→ **Listed records**:

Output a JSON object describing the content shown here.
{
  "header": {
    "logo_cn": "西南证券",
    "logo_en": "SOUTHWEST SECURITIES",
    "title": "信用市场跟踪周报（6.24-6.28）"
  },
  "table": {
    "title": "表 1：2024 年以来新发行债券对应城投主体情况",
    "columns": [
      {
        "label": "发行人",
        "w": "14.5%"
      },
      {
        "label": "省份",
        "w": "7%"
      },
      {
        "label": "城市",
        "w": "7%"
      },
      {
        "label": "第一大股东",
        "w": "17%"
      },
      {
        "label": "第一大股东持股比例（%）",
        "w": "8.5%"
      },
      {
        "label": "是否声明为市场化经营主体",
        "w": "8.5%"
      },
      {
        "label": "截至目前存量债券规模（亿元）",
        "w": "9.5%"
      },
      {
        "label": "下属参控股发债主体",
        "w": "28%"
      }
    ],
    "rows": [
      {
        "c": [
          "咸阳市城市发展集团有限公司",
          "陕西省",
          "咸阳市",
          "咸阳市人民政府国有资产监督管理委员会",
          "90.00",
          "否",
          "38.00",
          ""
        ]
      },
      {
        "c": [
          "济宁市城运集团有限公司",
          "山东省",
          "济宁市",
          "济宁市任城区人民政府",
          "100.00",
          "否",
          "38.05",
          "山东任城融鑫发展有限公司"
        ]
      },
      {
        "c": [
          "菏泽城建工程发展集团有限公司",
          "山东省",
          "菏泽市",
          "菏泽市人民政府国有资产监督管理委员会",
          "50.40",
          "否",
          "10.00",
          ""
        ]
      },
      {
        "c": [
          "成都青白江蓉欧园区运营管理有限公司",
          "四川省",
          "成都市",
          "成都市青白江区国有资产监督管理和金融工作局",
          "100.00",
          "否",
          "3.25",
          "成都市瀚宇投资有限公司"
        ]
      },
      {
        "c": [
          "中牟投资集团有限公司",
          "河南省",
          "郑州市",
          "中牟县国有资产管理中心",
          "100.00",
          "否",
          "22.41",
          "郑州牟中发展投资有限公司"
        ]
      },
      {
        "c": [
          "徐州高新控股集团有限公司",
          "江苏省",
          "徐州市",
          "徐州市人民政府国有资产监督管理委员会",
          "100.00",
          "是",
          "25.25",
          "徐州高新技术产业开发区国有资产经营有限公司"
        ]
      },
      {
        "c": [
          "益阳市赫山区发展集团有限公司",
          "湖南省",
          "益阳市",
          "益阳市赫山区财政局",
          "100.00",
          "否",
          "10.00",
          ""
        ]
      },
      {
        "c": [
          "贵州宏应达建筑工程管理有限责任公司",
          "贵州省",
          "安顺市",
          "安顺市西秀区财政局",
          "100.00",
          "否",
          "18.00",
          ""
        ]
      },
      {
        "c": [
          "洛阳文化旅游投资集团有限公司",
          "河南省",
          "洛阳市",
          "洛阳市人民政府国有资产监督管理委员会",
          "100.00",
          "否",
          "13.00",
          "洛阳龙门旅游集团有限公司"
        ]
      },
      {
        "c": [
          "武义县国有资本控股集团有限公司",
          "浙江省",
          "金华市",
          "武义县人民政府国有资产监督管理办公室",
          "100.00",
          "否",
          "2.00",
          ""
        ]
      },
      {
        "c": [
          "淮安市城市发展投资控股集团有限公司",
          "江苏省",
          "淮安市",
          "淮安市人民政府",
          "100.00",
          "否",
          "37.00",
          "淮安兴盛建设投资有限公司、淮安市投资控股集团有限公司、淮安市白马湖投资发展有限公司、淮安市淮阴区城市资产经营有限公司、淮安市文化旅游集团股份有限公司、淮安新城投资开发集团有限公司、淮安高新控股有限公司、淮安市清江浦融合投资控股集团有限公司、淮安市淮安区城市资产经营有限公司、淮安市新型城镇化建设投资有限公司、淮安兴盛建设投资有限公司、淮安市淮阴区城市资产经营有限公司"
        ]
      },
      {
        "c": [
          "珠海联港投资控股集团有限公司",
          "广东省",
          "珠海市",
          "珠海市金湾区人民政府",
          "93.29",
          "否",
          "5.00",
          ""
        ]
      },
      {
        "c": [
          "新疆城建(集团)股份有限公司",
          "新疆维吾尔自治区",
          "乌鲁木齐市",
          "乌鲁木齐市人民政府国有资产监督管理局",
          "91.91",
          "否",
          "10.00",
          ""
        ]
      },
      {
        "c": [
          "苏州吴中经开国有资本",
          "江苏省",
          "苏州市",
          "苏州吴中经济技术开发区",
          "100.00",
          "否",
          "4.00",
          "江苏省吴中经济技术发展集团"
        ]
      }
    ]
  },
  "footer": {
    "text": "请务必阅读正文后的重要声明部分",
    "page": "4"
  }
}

→ **What needs to be done**:
Within the listing above, find every line containing the string "label" and return it.

→ **Result for this exercise**:
        "label": "发行人",
        "label": "省份",
        "label": "城市",
        "label": "第一大股东",
        "label": "第一大股东持股比例（%）",
        "label": "是否声明为市场化经营主体",
        "label": "截至目前存量债券规模（亿元）",
        "label": "下属参控股发债主体",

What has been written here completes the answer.